───── INFORMATION SUPPLIED ─────

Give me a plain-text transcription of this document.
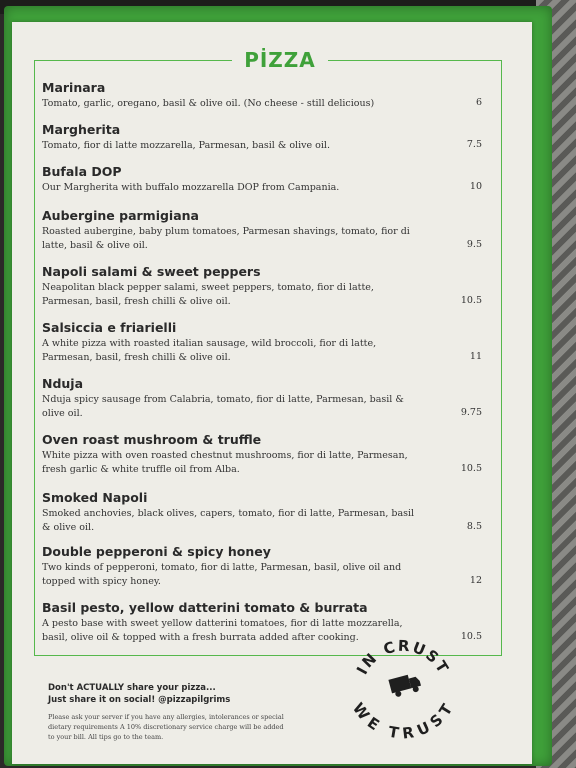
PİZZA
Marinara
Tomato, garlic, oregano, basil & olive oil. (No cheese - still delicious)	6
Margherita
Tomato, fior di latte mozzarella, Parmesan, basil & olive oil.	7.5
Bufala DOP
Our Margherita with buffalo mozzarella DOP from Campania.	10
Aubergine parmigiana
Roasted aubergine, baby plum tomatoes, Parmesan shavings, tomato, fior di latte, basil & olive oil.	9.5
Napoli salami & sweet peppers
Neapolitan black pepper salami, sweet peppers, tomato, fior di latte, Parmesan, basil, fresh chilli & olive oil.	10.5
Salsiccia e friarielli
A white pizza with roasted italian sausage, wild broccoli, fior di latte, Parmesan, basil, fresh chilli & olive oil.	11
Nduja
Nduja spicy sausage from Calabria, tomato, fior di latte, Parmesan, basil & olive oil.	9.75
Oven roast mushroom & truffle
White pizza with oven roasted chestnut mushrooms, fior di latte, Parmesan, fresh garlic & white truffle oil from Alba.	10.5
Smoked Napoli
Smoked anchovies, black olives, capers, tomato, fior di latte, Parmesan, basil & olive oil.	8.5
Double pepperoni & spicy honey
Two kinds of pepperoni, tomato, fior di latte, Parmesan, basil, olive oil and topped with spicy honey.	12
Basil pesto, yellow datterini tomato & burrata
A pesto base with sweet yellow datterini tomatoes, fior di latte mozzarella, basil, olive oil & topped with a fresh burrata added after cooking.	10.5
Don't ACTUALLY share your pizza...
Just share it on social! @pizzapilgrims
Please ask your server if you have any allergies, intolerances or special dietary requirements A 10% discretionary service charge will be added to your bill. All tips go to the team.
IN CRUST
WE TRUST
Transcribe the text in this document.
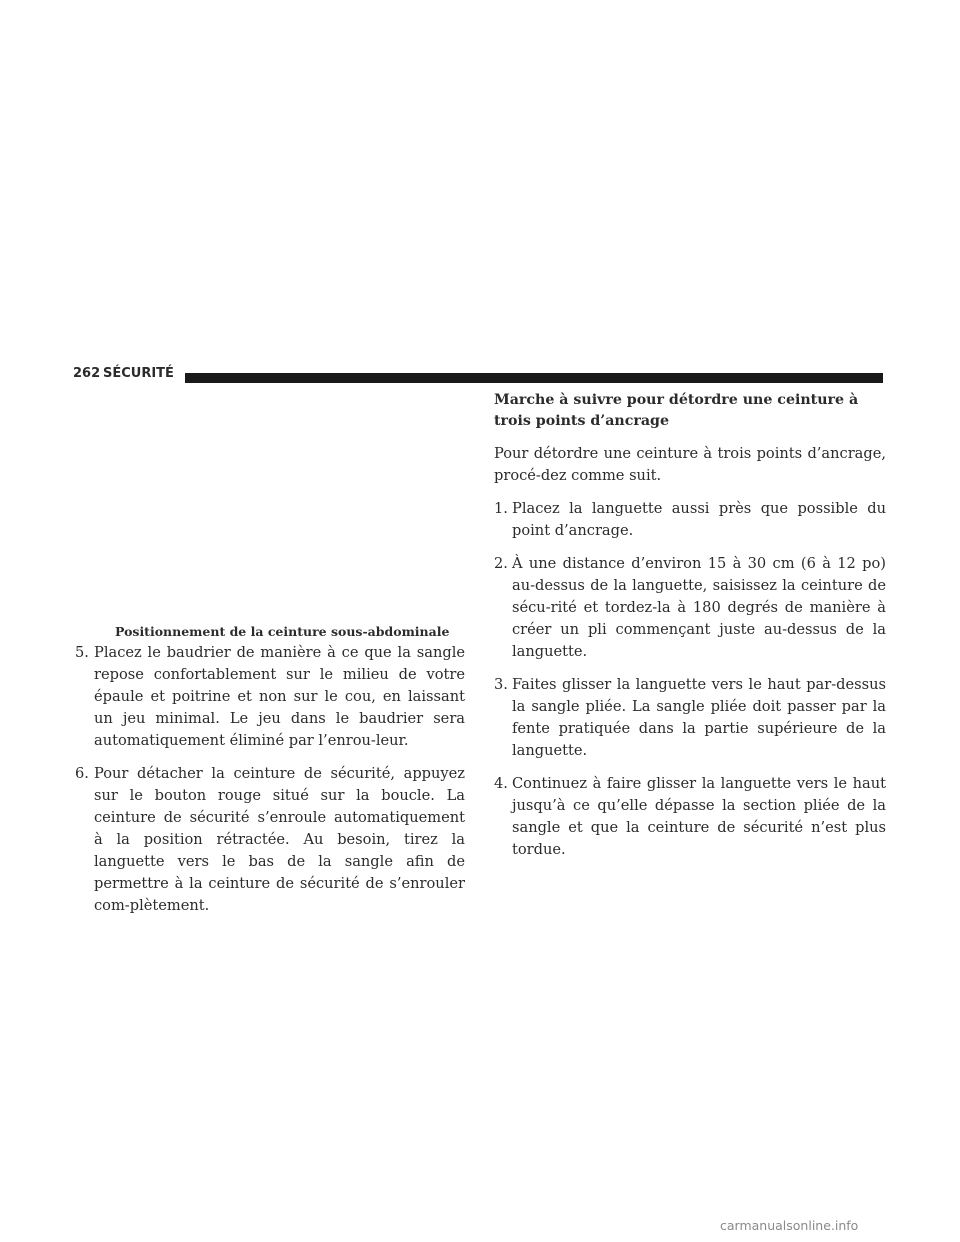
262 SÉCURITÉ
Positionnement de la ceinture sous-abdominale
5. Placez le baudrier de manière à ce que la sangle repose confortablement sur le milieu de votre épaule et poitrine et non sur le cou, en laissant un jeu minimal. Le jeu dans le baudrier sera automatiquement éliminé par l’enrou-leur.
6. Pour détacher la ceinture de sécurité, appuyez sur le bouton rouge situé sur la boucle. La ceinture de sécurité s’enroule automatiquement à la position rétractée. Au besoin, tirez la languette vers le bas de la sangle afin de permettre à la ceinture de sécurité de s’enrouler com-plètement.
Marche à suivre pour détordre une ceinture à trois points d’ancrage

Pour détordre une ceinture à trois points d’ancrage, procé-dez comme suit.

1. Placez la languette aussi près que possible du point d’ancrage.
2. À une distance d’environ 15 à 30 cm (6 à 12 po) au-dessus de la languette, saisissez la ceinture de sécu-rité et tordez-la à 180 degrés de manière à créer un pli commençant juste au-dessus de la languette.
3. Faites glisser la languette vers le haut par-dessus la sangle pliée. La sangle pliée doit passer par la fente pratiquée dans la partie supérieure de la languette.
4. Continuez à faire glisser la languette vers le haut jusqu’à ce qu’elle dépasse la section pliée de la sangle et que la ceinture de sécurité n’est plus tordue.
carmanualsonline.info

─────

§ **PROBLEM TO WORK ON**
Print out the lines exactly, skipping any picture.

§ **ANSWER TO THE EXERCISE**
Give me a plain-text transcription of this document.
PİZZA
Marinara
Tomato, garlic, oregano, basil & olive oil. (No cheese - still delicious)	6
Margherita
Tomato, fior di latte mozzarella, Parmesan, basil & olive oil.	7.5
Bufala DOP
Our Margherita with buffalo mozzarella DOP from Campania.	10
Aubergine parmigiana
Roasted aubergine, baby plum tomatoes, Parmesan shavings, tomato, fior di latte, basil & olive oil.	9.5
Napoli salami & sweet peppers
Neapolitan black pepper salami, sweet peppers, tomato, fior di latte, Parmesan, basil, fresh chilli & olive oil.	10.5
Salsiccia e friarielli
A white pizza with roasted italian sausage, wild broccoli, fior di latte, Parmesan, basil, fresh chilli & olive oil.	11
Nduja
Nduja spicy sausage from Calabria, tomato, fior di latte, Parmesan, basil & olive oil.	9.75
Oven roast mushroom & truffle
White pizza with oven roasted chestnut mushrooms, fior di latte, Parmesan, fresh garlic & white truffle oil from Alba.	10.5
Smoked Napoli
Smoked anchovies, black olives, capers, tomato, fior di latte, Parmesan, basil & olive oil.	8.5
Double pepperoni & spicy honey
Two kinds of pepperoni, tomato, fior di latte, Parmesan, basil, olive oil and topped with spicy honey.	12
Basil pesto, yellow datterini tomato & burrata
A pesto base with sweet yellow datterini tomatoes, fior di latte mozzarella, basil, olive oil & topped with a fresh burrata added after cooking.	10.5
Don't ACTUALLY share your pizza...
Just share it on social! @pizzapilgrims
Please ask your server if you have any allergies, intolerances or special dietary requirements A 10% discretionary service charge will be added to your bill. All tips go to the team.
IN CRUST
WE TRUST
Transcribe the text in this document.
262 SÉCURITÉ
Positionnement de la ceinture sous-abdominale
5. Placez le baudrier de manière à ce que la sangle repose confortablement sur le milieu de votre épaule et poitrine et non sur le cou, en laissant un jeu minimal. Le jeu dans le baudrier sera automatiquement éliminé par l’enrou-leur.
6. Pour détacher la ceinture de sécurité, appuyez sur le bouton rouge situé sur la boucle. La ceinture de sécurité s’enroule automatiquement à la position rétractée. Au besoin, tirez la languette vers le bas de la sangle afin de permettre à la ceinture de sécurité de s’enrouler com-plètement.
Marche à suivre pour détordre une ceinture à trois points d’ancrage

Pour détordre une ceinture à trois points d’ancrage, procé-dez comme suit.

1. Placez la languette aussi près que possible du point d’ancrage.
2. À une distance d’environ 15 à 30 cm (6 à 12 po) au-dessus de la languette, saisissez la ceinture de sécu-rité et tordez-la à 180 degrés de manière à créer un pli commençant juste au-dessus de la languette.
3. Faites glisser la languette vers le haut par-dessus la sangle pliée. La sangle pliée doit passer par la fente pratiquée dans la partie supérieure de la languette.
4. Continuez à faire glisser la languette vers le haut jusqu’à ce qu’elle dépasse la section pliée de la sangle et que la ceinture de sécurité n’est plus tordue.
carmanualsonline.info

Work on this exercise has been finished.